The task: Look for the string "Stainton" in the lines and copy each line that has it.

Provided entries:
################
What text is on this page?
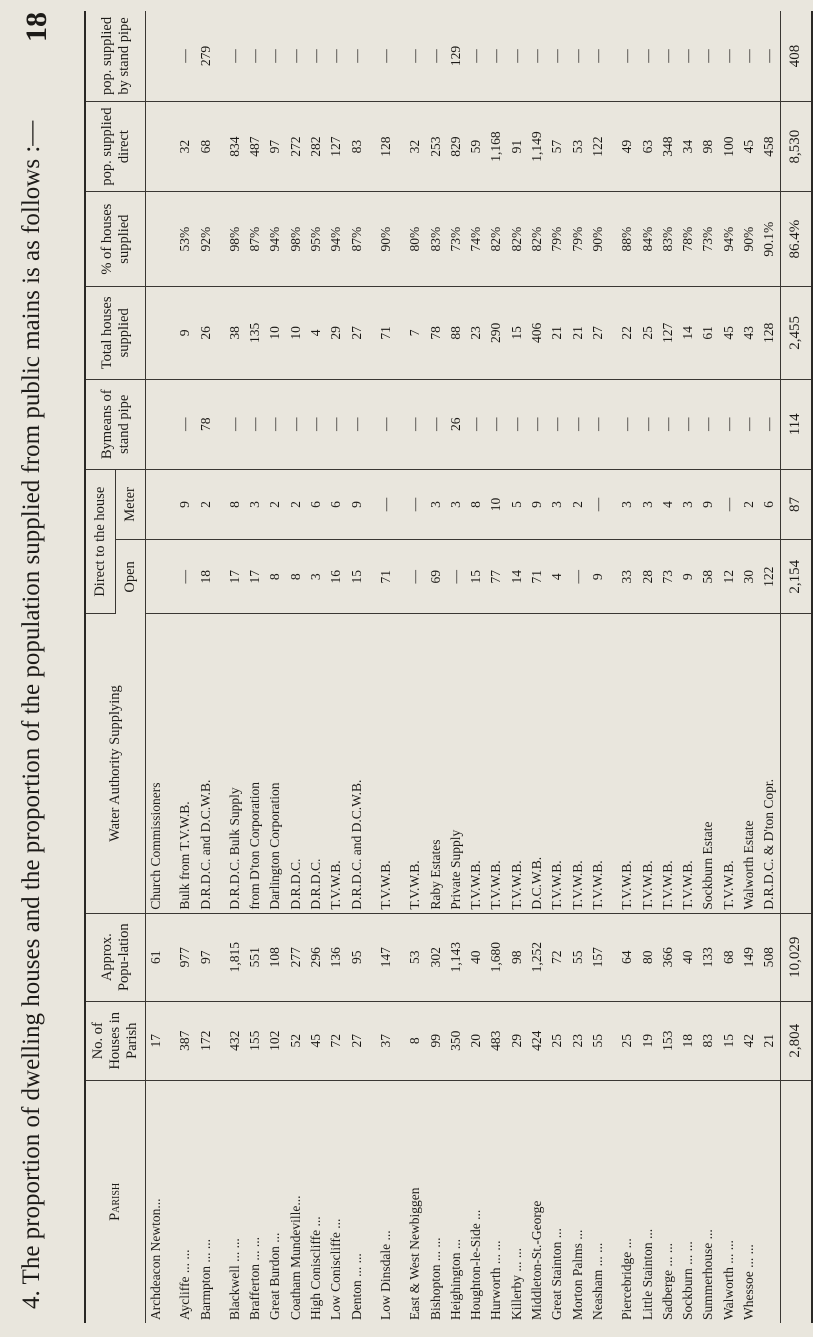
4. The proportion of dwelling houses and the proportion of the population supplied from public mains is as follows :—
18
Parish	No. of Houses in Parish	Approx. Popu-lation	Water Authority Supplying	Direct to the house		Bymeans of stand pipe	Total houses supplied	% of houses supplied	pop. supplied direct	pop. supplied by stand pipe
				Open	Meter					
Archdeacon Newton...	17	61	Church Commissioners							

Aycliffe ... ...	387	977	Bulk from T.V.W.B.	—	9	—	9	53%	32	—
Barmpton ... ...	172	97	D.R.D.C. and D.C.W.B.	18	2	78	26	92%	68	279

Blackwell ... ...	432	1,815	D.R.D.C. Bulk Supply	17	8	—	38	98%	834	—
Brafferton ... ...	155	551	from D'ton Corporation	17	3	—	135	87%	487	—
Great Burdon ...	102	108	Darlington Corporation	8	2	—	10	94%	97	—
Coatham Mundeville...	52	277	D.R.D.C.	8	2	—	10	98%	272	—
High Coniscliffe ...	45	296	D.R.D.C.	3	6	—	4	95%	282	—
Low Coniscliffe ...	72	136	T.V.W.B.	16	6	—	29	94%	127	—
Denton ... ...	27	95	D.R.D.C. and D.C.W.B.	15	9	—	27	87%	83	—

Low Dinsdale ...	37	147	T.V.W.B.	71	—	—	71	90%	128	—

East & West Newbiggen	8	53	T.V.W.B.	—	—	—	7	80%	32	—
Bishopton ... ...	99	302	Raby Estates	69	3	—	78	83%	253	—
Heighington ...	350	1,143	Private Supply	—	3	26	88	73%	829	129
Houghton-le-Side ...	20	40	T.V.W.B.	15	8	—	23	74%	59	—
Hurworth ... ...	483	1,680	T.V.W.B.	77	10	—	290	82%	1,168	—
Killerby ... ...	29	98	T.V.W.B.	14	5	—	15	82%	91	—
Middleton-St.-George	424	1,252	D.C.W.B.	71	9	—	406	82%	1,149	—
Great Stainton ...	25	72	T.V.W.B.	4	3	—	21	79%	57	—
Morton Palms ...	23	55	T.V.W.B.	—	2	—	21	79%	53	—
Neasham ... ...	55	157	T.V.W.B.	9	—	—	27	90%	122	—

Piercebridge ...	25	64	T.V.W.B.	33	3	—	22	88%	49	—
Little Stainton ...	19	80	T.V.W.B.	28	3	—	25	84%	63	—
Sadberge ... ...	153	366	T.V.W.B.	73	4	—	127	83%	348	—
Sockburn ... ...	18	40	T.V.W.B.	9	3	—	14	78%	34	—
Summerhouse ...	83	133	Sockburn Estate	58	9	—	61	73%	98	—
Walworth ... ...	15	68	T.V.W.B.	12	—	—	45	94%	100	—
Whessoe ... ...	42	149	Walworth Estate	30	2	—	43	90%	45	—
	21	508	D.R.D.C. & D'ton Copr.	122	6	—	128	90.1%	458	—
	2,804	10,029		2,154	87	114	2,455	86.4%	8,530	408
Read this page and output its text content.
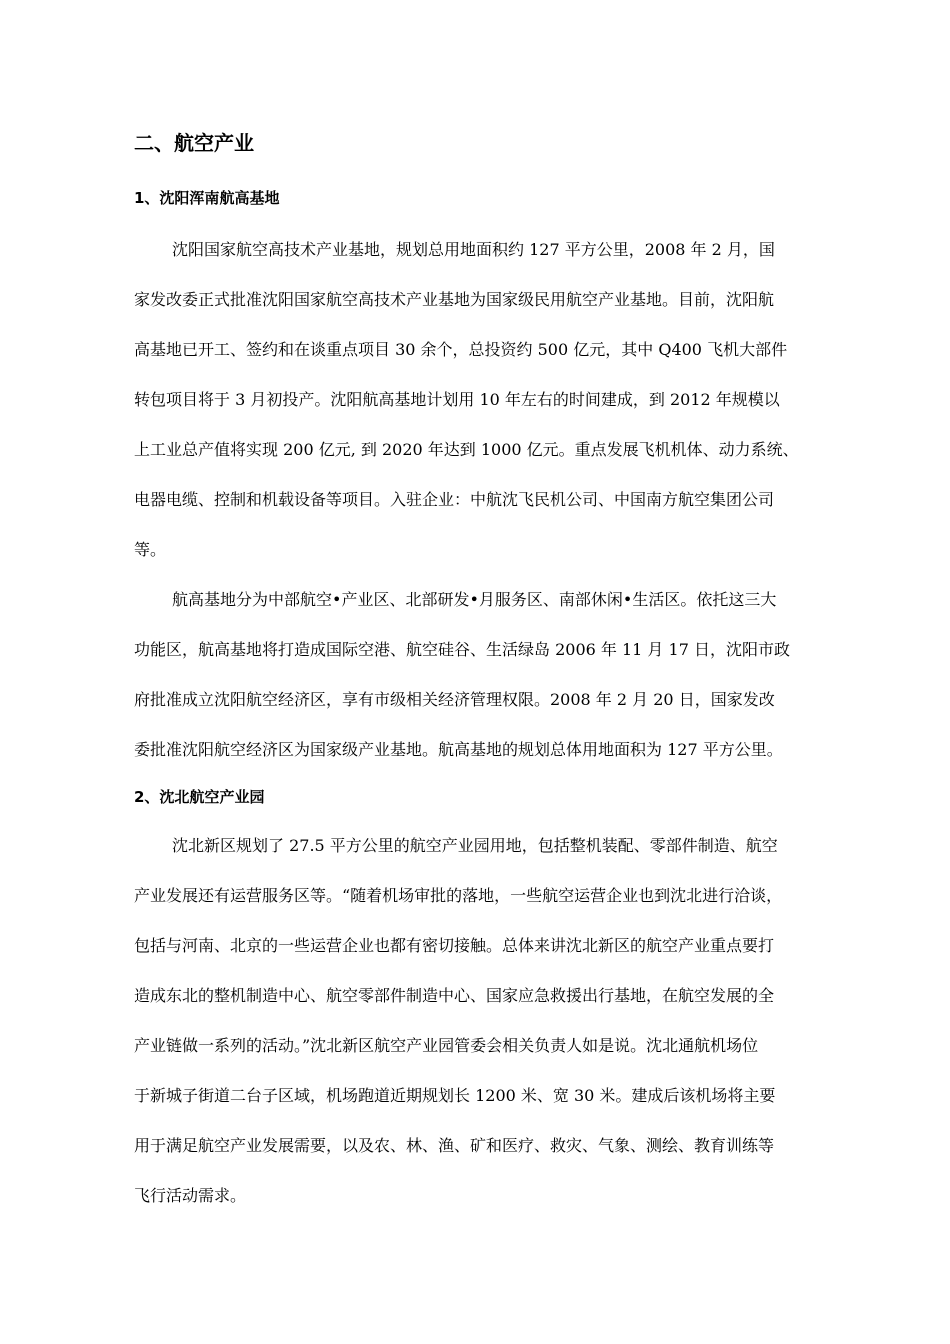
二、航空产业
1、沈阳浑南航高基地
沈阳国家航空高技术产业基地，规划总用地面积约 127 平方公里，2008 年 2 月，国
家发改委正式批准沈阳国家航空高技术产业基地为国家级民用航空产业基地。目前，沈阳航
高基地已开工、签约和在谈重点项目 30 余个，总投资约 500 亿元，其中 Q400 飞机大部件
转包项目将于 3 月初投产。沈阳航高基地计划用 10 年左右的时间建成，到 2012 年规模以
上工业总产值将实现 200 亿元, 到 2020 年达到 1000 亿元。重点发展飞机机体、动力系统、
电器电缆、控制和机载设备等项目。入驻企业：中航沈飞民机公司、中国南方航空集团公司
等。
航高基地分为中部航空•产业区、北部研发•月服务区、南部休闲•生活区。依托这三大
功能区，航高基地将打造成国际空港、航空硅谷、生活绿岛 2006 年 11 月 17 日，沈阳市政
府批准成立沈阳航空经济区，享有市级相关经济管理权限。2008 年 2 月 20 日，国家发改
委批准沈阳航空经济区为国家级产业基地。航高基地的规划总体用地面积为 127 平方公里。
2、沈北航空产业园
沈北新区规划了 27.5 平方公里的航空产业园用地，包括整机装配、零部件制造、航空
产业发展还有运营服务区等。“随着机场审批的落地，一些航空运营企业也到沈北进行洽谈，
包括与河南、北京的一些运营企业也都有密切接触。总体来讲沈北新区的航空产业重点要打
造成东北的整机制造中心、航空零部件制造中心、国家应急救援出行基地，在航空发展的全
产业链做一系列的活动。”沈北新区航空产业园管委会相关负责人如是说。沈北通航机场位
于新城子街道二台子区域，机场跑道近期规划长 1200 米、宽 30 米。建成后该机场将主要
用于满足航空产业发展需要，以及农、林、渔、矿和医疗、救灾、气象、测绘、教育训练等
飞行活动需求。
################
Output for this exercise:
Great Stainton ...	25	72	T.V.W.B.	4	3	—	21	79%	57	—
Little Stainton ...	19	80	T.V.W.B.	28	3	—	25	84%	63	—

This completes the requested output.